[start]
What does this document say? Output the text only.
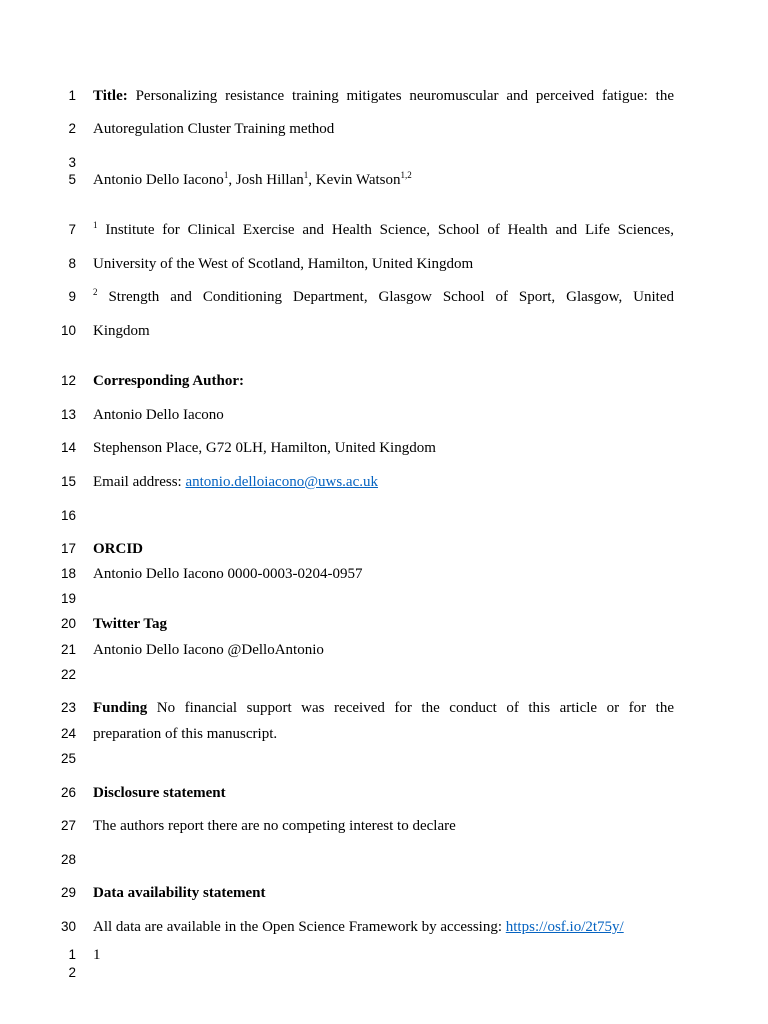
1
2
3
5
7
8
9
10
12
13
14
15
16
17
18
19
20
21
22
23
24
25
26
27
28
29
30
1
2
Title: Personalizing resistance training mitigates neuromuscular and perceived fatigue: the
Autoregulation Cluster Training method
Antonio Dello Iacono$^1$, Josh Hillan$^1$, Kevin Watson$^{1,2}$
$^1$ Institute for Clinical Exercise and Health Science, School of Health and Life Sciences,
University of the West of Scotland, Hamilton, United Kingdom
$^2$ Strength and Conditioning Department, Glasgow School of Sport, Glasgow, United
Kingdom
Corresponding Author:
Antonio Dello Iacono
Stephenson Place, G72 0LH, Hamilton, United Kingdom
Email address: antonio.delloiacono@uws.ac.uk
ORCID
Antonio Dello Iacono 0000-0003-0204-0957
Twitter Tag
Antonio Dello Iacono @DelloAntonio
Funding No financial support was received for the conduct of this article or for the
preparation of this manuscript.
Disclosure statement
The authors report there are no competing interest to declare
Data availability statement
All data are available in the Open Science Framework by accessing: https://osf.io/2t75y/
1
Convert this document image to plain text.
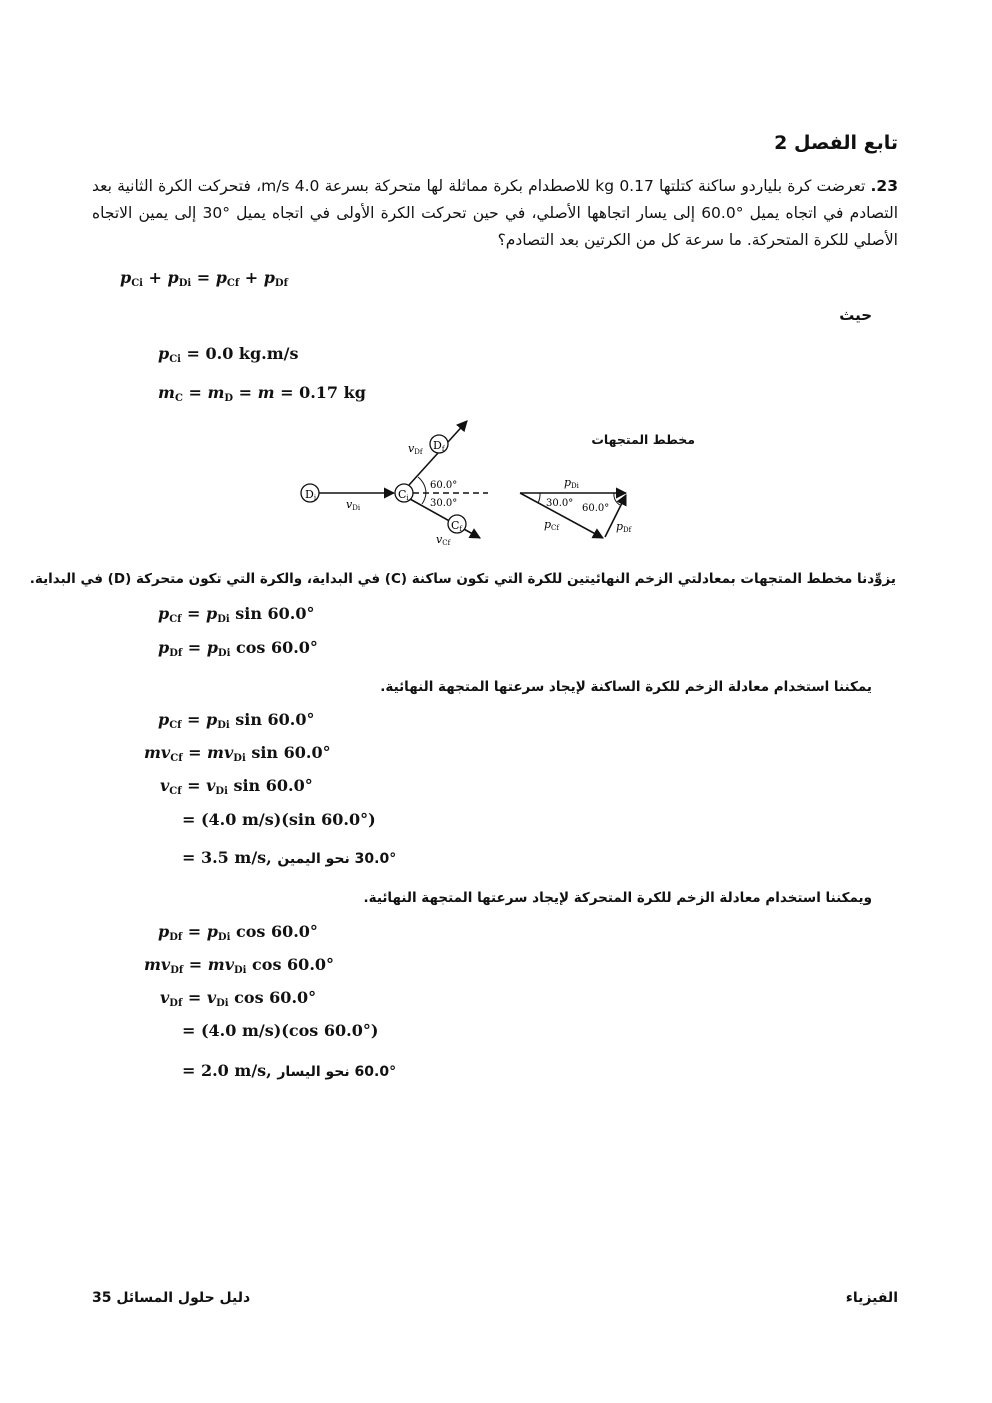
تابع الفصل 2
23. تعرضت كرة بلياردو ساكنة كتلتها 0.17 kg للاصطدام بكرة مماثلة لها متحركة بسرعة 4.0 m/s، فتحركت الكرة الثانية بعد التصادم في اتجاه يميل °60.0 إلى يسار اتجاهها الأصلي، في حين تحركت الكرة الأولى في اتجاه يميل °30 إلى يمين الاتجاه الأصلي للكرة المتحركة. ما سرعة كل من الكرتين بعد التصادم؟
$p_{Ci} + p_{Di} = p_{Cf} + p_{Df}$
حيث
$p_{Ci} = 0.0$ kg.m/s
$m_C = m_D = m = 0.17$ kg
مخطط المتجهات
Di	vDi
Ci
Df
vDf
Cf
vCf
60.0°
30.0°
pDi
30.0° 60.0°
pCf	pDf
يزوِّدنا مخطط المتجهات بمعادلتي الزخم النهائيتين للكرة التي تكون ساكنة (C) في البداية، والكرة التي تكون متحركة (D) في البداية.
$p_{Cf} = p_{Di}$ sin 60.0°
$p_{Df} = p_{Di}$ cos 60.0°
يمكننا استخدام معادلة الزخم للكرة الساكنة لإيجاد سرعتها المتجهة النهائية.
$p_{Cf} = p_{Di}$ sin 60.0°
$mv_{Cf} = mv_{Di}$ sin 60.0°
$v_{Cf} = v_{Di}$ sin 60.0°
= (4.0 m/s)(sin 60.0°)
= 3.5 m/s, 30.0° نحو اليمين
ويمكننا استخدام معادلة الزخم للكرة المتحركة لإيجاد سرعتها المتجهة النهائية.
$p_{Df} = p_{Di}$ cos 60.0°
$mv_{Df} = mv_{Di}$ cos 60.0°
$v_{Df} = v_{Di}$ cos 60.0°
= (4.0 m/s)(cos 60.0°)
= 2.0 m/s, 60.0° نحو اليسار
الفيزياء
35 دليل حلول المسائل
[end]
Objective: Find the lines with the string "statement" and reproduce them.

Exercise result:
Disclosure statement
Data availability statement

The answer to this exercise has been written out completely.